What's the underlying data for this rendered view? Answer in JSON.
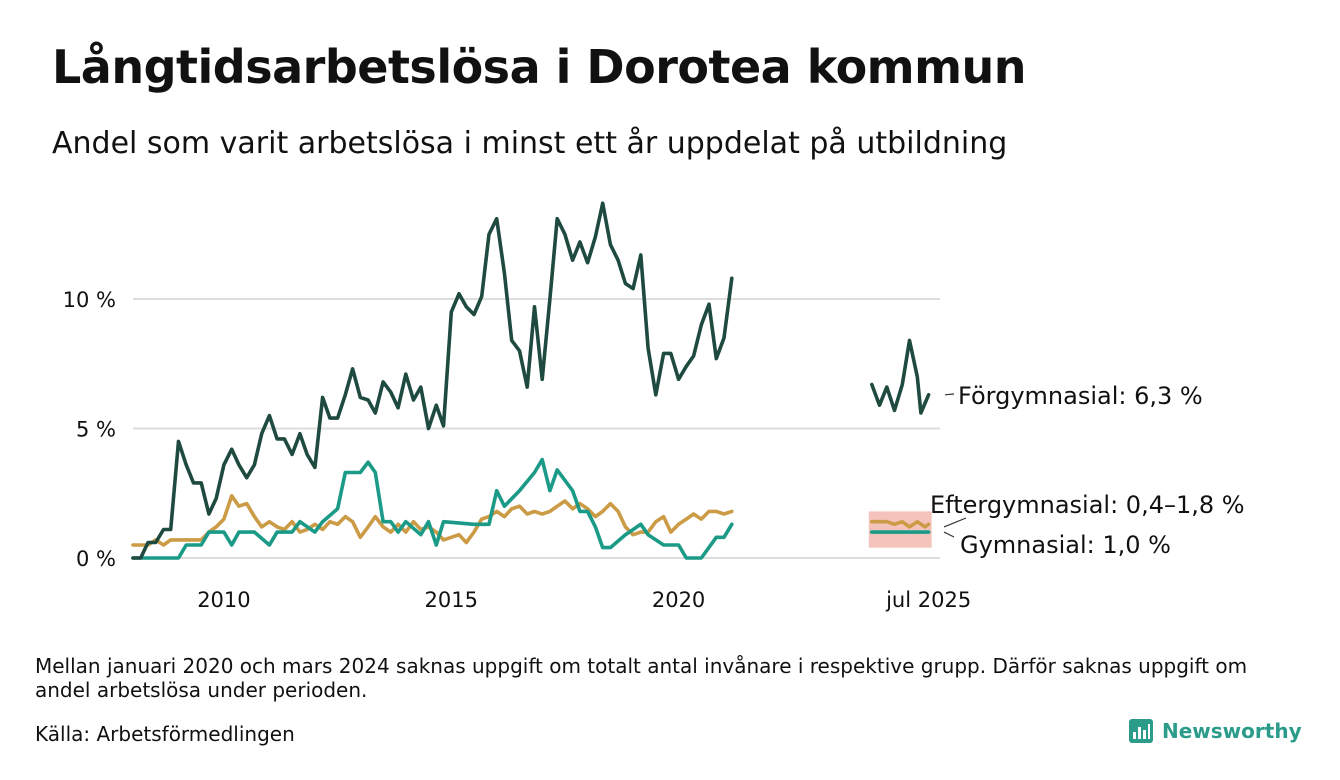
{
  "header": {
    "title": "Långtidsarbetslösa i Dorotea kommun",
    "subtitle": "Andel som varit arbetslösa i minst ett år uppdelat på utbildning"
  },
  "footer": {
    "note": "Mellan januari 2020 och mars 2024 saknas uppgift om totalt antal invånare i respektive grupp. Därför saknas uppgift om andel arbetslösa under perioden.",
    "source": "Källa: Arbetsförmedlingen",
    "brand": "Newsworthy"
  },
  "colors": {
    "forgymnasial": "#1f4a3f",
    "gymnasial": "#1a9a87",
    "eftergymnasial": "#cc9b46",
    "range_band": "#f2b8b0",
    "grid": "#dddddd",
    "brand": "#2b9c8a"
  },
  "chart_data": {
    "type": "line",
    "title": "Långtidsarbetslösa i Dorotea kommun",
    "subtitle": "Andel som varit arbetslösa i minst ett år uppdelat på utbildning",
    "y_unit": "%",
    "ylim": [
      0,
      14
    ],
    "yticks": [
      {
        "value": 0,
        "label": "0 %"
      },
      {
        "value": 5,
        "label": "5 %"
      },
      {
        "value": 10,
        "label": "10 %"
      }
    ],
    "xticks": [
      {
        "value": 2010,
        "label": "2010"
      },
      {
        "value": 2015,
        "label": "2015"
      },
      {
        "value": 2020,
        "label": "2020"
      },
      {
        "value": 2025.5,
        "label": "jul 2025"
      }
    ],
    "xlim": [
      2008.0,
      2025.75
    ],
    "grid": "horizontal",
    "legend": "end-of-line labels",
    "end_labels": [
      {
        "series": "Förgymnasial",
        "text": "Förgymnasial: 6,3 %"
      },
      {
        "series": "Eftergymnasial",
        "text": "Eftergymnasial: 0,4–1,8 %"
      },
      {
        "series": "Gymnasial",
        "text": "Gymnasial: 1,0 %"
      }
    ],
    "range_band": {
      "series": "Eftergymnasial",
      "x": [
        2024.25,
        2025.5
      ],
      "y": [
        0.4,
        1.8
      ]
    },
    "series": [
      {
        "name": "Förgymnasial",
        "segments": [
          [
            [
              2008.0,
              0
            ],
            [
              2008.17,
              0
            ],
            [
              2008.33,
              0.6
            ],
            [
              2008.5,
              0.6
            ],
            [
              2008.67,
              1.1
            ],
            [
              2008.83,
              1.1
            ],
            [
              2009.0,
              4.5
            ],
            [
              2009.17,
              3.6
            ],
            [
              2009.33,
              2.9
            ],
            [
              2009.5,
              2.9
            ],
            [
              2009.67,
              1.7
            ],
            [
              2009.83,
              2.3
            ],
            [
              2010.0,
              3.6
            ],
            [
              2010.17,
              4.2
            ],
            [
              2010.33,
              3.6
            ],
            [
              2010.5,
              3.1
            ],
            [
              2010.67,
              3.6
            ],
            [
              2010.83,
              4.8
            ],
            [
              2011.0,
              5.5
            ],
            [
              2011.17,
              4.6
            ],
            [
              2011.33,
              4.6
            ],
            [
              2011.5,
              4.0
            ],
            [
              2011.67,
              4.8
            ],
            [
              2011.83,
              4.0
            ],
            [
              2012.0,
              3.5
            ],
            [
              2012.17,
              6.2
            ],
            [
              2012.33,
              5.4
            ],
            [
              2012.5,
              5.4
            ],
            [
              2012.67,
              6.3
            ],
            [
              2012.83,
              7.3
            ],
            [
              2013.0,
              6.2
            ],
            [
              2013.17,
              6.1
            ],
            [
              2013.33,
              5.6
            ],
            [
              2013.5,
              6.8
            ],
            [
              2013.67,
              6.4
            ],
            [
              2013.83,
              5.8
            ],
            [
              2014.0,
              7.1
            ],
            [
              2014.17,
              6.1
            ],
            [
              2014.33,
              6.6
            ],
            [
              2014.5,
              5.0
            ],
            [
              2014.67,
              5.9
            ],
            [
              2014.83,
              5.1
            ],
            [
              2015.0,
              9.5
            ],
            [
              2015.17,
              10.2
            ],
            [
              2015.33,
              9.7
            ],
            [
              2015.5,
              9.4
            ],
            [
              2015.67,
              10.1
            ],
            [
              2015.83,
              12.5
            ],
            [
              2016.0,
              13.1
            ],
            [
              2016.17,
              11.0
            ],
            [
              2016.33,
              8.4
            ],
            [
              2016.5,
              8.0
            ],
            [
              2016.67,
              6.6
            ],
            [
              2016.83,
              9.7
            ],
            [
              2017.0,
              6.9
            ],
            [
              2017.17,
              10.0
            ],
            [
              2017.33,
              13.1
            ],
            [
              2017.5,
              12.5
            ],
            [
              2017.67,
              11.5
            ],
            [
              2017.83,
              12.2
            ],
            [
              2018.0,
              11.4
            ],
            [
              2018.17,
              12.4
            ],
            [
              2018.33,
              13.7
            ],
            [
              2018.5,
              12.1
            ],
            [
              2018.67,
              11.5
            ],
            [
              2018.83,
              10.6
            ],
            [
              2019.0,
              10.4
            ],
            [
              2019.17,
              11.7
            ],
            [
              2019.33,
              8.1
            ],
            [
              2019.5,
              6.3
            ],
            [
              2019.67,
              7.9
            ],
            [
              2019.83,
              7.9
            ],
            [
              2020.0,
              6.9
            ],
            [
              2020.17,
              7.4
            ],
            [
              2020.33,
              7.8
            ],
            [
              2020.5,
              9.0
            ],
            [
              2020.67,
              9.8
            ],
            [
              2020.83,
              7.7
            ],
            [
              2021.0,
              8.5
            ],
            [
              2021.17,
              10.8
            ]
          ],
          [
            [
              2024.25,
              6.7
            ],
            [
              2024.42,
              5.9
            ],
            [
              2024.58,
              6.6
            ],
            [
              2024.75,
              5.7
            ],
            [
              2024.92,
              6.7
            ],
            [
              2025.08,
              8.4
            ],
            [
              2025.25,
              7.0
            ],
            [
              2025.33,
              5.6
            ],
            [
              2025.5,
              6.3
            ]
          ]
        ]
      },
      {
        "name": "Gymnasial",
        "segments": [
          [
            [
              2008.0,
              0
            ],
            [
              2008.5,
              0
            ],
            [
              2009.0,
              0
            ],
            [
              2009.17,
              0.5
            ],
            [
              2009.5,
              0.5
            ],
            [
              2009.67,
              1.0
            ],
            [
              2010.0,
              1.0
            ],
            [
              2010.17,
              0.5
            ],
            [
              2010.33,
              1.0
            ],
            [
              2010.67,
              1.0
            ],
            [
              2011.0,
              0.5
            ],
            [
              2011.17,
              1.0
            ],
            [
              2011.5,
              1.0
            ],
            [
              2011.67,
              1.4
            ],
            [
              2012.0,
              1.0
            ],
            [
              2012.17,
              1.4
            ],
            [
              2012.5,
              1.9
            ],
            [
              2012.67,
              3.3
            ],
            [
              2013.0,
              3.3
            ],
            [
              2013.17,
              3.7
            ],
            [
              2013.33,
              3.3
            ],
            [
              2013.5,
              1.4
            ],
            [
              2013.67,
              1.4
            ],
            [
              2013.83,
              1.0
            ],
            [
              2014.0,
              1.4
            ],
            [
              2014.33,
              0.9
            ],
            [
              2014.5,
              1.4
            ],
            [
              2014.67,
              0.5
            ],
            [
              2014.83,
              1.4
            ],
            [
              2015.5,
              1.3
            ],
            [
              2015.83,
              1.3
            ],
            [
              2016.0,
              2.6
            ],
            [
              2016.17,
              2.0
            ],
            [
              2016.5,
              2.6
            ],
            [
              2016.83,
              3.3
            ],
            [
              2017.0,
              3.8
            ],
            [
              2017.17,
              2.6
            ],
            [
              2017.33,
              3.4
            ],
            [
              2017.67,
              2.6
            ],
            [
              2017.83,
              1.8
            ],
            [
              2018.0,
              1.8
            ],
            [
              2018.17,
              1.2
            ],
            [
              2018.33,
              0.4
            ],
            [
              2018.5,
              0.4
            ],
            [
              2018.83,
              0.9
            ],
            [
              2019.17,
              1.3
            ],
            [
              2019.33,
              0.9
            ],
            [
              2019.67,
              0.5
            ],
            [
              2020.0,
              0.5
            ],
            [
              2020.17,
              0
            ],
            [
              2020.5,
              0
            ],
            [
              2020.83,
              0.8
            ],
            [
              2021.0,
              0.8
            ],
            [
              2021.17,
              1.3
            ]
          ],
          [
            [
              2024.25,
              1.0
            ],
            [
              2024.75,
              1.0
            ],
            [
              2025.0,
              1.0
            ],
            [
              2025.25,
              1.0
            ],
            [
              2025.5,
              1.0
            ]
          ]
        ]
      },
      {
        "name": "Eftergymnasial",
        "segments": [
          [
            [
              2008.0,
              0.5
            ],
            [
              2008.17,
              0.5
            ],
            [
              2008.33,
              0.5
            ],
            [
              2008.5,
              0.7
            ],
            [
              2008.67,
              0.5
            ],
            [
              2008.83,
              0.7
            ],
            [
              2009.0,
              0.7
            ],
            [
              2009.17,
              0.7
            ],
            [
              2009.33,
              0.7
            ],
            [
              2009.5,
              0.7
            ],
            [
              2009.67,
              1.0
            ],
            [
              2009.83,
              1.2
            ],
            [
              2010.0,
              1.5
            ],
            [
              2010.17,
              2.4
            ],
            [
              2010.33,
              2.0
            ],
            [
              2010.5,
              2.1
            ],
            [
              2010.67,
              1.6
            ],
            [
              2010.83,
              1.2
            ],
            [
              2011.0,
              1.4
            ],
            [
              2011.17,
              1.2
            ],
            [
              2011.33,
              1.1
            ],
            [
              2011.5,
              1.4
            ],
            [
              2011.67,
              1.0
            ],
            [
              2011.83,
              1.1
            ],
            [
              2012.0,
              1.3
            ],
            [
              2012.17,
              1.1
            ],
            [
              2012.33,
              1.4
            ],
            [
              2012.5,
              1.3
            ],
            [
              2012.67,
              1.6
            ],
            [
              2012.83,
              1.4
            ],
            [
              2013.0,
              0.8
            ],
            [
              2013.17,
              1.2
            ],
            [
              2013.33,
              1.6
            ],
            [
              2013.5,
              1.2
            ],
            [
              2013.67,
              1.0
            ],
            [
              2013.83,
              1.3
            ],
            [
              2014.0,
              1.0
            ],
            [
              2014.17,
              1.4
            ],
            [
              2014.33,
              1.1
            ],
            [
              2014.5,
              1.2
            ],
            [
              2014.67,
              1.0
            ],
            [
              2014.83,
              0.7
            ],
            [
              2015.0,
              0.8
            ],
            [
              2015.17,
              0.9
            ],
            [
              2015.33,
              0.6
            ],
            [
              2015.5,
              1.0
            ],
            [
              2015.67,
              1.5
            ],
            [
              2015.83,
              1.6
            ],
            [
              2016.0,
              1.8
            ],
            [
              2016.17,
              1.6
            ],
            [
              2016.33,
              1.9
            ],
            [
              2016.5,
              2.0
            ],
            [
              2016.67,
              1.7
            ],
            [
              2016.83,
              1.8
            ],
            [
              2017.0,
              1.7
            ],
            [
              2017.17,
              1.8
            ],
            [
              2017.33,
              2.0
            ],
            [
              2017.5,
              2.2
            ],
            [
              2017.67,
              1.9
            ],
            [
              2017.83,
              2.1
            ],
            [
              2018.0,
              1.9
            ],
            [
              2018.17,
              1.6
            ],
            [
              2018.33,
              1.8
            ],
            [
              2018.5,
              2.1
            ],
            [
              2018.67,
              1.8
            ],
            [
              2018.83,
              1.2
            ],
            [
              2019.0,
              0.9
            ],
            [
              2019.17,
              1.0
            ],
            [
              2019.33,
              1.0
            ],
            [
              2019.5,
              1.4
            ],
            [
              2019.67,
              1.6
            ],
            [
              2019.83,
              1.0
            ],
            [
              2020.0,
              1.3
            ],
            [
              2020.17,
              1.5
            ],
            [
              2020.33,
              1.7
            ],
            [
              2020.5,
              1.5
            ],
            [
              2020.67,
              1.8
            ],
            [
              2020.83,
              1.8
            ],
            [
              2021.0,
              1.7
            ],
            [
              2021.17,
              1.8
            ]
          ],
          [
            [
              2024.25,
              1.4
            ],
            [
              2024.42,
              1.4
            ],
            [
              2024.58,
              1.4
            ],
            [
              2024.75,
              1.3
            ],
            [
              2024.92,
              1.4
            ],
            [
              2025.08,
              1.2
            ],
            [
              2025.25,
              1.4
            ],
            [
              2025.42,
              1.2
            ],
            [
              2025.5,
              1.3
            ]
          ]
        ]
      }
    ]
  }
}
━━━━━━━━━━━━━━━━━━━━
* Do this *
Where a line above holds the string "text", show that line.

* Written answer *
        "text": "Förgymnasial: 6,3 %"
        "text": "Eftergymnasial: 0,4–1,8 %"
        "text": "Gymnasial: 1,0 %"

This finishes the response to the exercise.